▸ WRITTEN TASK
Find the lines in these entries that include the word "this" and state how many there are, with no other words.

----- SUPPLIED ENTRIES

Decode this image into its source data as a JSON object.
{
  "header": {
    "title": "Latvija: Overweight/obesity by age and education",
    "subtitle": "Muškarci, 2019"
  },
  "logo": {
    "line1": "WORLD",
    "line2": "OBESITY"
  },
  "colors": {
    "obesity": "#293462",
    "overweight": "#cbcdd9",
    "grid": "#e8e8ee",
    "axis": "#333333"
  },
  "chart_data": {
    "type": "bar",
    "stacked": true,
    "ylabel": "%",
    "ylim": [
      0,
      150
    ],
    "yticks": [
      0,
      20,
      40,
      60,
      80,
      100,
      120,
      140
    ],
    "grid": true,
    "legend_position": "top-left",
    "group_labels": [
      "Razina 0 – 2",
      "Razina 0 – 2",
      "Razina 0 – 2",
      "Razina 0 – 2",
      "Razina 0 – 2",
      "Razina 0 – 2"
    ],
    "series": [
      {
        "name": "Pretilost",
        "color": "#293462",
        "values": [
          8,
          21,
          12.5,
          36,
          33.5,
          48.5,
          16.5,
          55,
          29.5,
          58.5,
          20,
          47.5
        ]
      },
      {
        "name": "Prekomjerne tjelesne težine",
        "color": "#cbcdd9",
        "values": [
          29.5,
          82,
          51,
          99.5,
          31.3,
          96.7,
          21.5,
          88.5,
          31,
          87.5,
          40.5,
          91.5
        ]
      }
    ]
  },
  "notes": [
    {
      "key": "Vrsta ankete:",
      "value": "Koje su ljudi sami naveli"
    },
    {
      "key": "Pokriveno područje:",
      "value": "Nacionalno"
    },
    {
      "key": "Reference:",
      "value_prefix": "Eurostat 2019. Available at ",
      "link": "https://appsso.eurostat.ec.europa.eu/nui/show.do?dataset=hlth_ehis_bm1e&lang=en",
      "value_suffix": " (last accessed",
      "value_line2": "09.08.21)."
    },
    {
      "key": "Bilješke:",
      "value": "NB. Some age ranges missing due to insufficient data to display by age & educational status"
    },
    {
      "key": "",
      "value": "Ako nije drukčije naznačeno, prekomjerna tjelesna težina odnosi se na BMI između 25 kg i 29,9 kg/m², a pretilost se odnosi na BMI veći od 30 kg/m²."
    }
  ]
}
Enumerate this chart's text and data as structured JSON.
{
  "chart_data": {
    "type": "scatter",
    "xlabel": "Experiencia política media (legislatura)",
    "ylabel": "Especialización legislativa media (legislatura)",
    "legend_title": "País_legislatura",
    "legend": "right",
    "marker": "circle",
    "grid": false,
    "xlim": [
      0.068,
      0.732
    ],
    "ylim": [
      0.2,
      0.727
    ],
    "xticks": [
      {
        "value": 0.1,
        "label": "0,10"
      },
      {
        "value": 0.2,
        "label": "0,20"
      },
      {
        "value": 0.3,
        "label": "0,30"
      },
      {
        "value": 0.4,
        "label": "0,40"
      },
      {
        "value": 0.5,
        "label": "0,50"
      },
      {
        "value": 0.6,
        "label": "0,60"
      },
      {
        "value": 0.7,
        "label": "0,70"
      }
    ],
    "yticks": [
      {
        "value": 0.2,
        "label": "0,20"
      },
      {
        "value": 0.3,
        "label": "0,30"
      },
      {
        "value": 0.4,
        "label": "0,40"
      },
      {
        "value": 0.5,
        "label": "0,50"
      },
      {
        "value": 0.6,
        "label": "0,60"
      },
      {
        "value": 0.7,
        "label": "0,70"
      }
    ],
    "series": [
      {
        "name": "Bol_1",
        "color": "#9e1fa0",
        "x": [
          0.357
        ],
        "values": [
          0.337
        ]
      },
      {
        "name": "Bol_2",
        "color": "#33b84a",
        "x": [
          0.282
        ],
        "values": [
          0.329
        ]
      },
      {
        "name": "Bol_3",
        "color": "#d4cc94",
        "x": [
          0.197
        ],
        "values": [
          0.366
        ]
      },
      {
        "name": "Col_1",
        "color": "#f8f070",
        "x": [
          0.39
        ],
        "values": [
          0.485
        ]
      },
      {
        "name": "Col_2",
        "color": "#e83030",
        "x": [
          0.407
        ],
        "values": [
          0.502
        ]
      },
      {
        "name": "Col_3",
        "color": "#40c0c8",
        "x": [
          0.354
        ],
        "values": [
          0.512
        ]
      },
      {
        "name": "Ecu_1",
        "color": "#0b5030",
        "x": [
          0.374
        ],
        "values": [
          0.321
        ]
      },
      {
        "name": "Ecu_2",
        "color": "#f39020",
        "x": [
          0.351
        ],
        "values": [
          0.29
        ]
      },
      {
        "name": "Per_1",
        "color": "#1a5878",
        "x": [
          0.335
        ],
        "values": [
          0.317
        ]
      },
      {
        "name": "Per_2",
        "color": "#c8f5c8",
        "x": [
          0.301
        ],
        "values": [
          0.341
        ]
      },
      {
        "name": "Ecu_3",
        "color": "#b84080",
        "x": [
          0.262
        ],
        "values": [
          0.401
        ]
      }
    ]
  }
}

----------

▸ SOLVED PROBLEM
2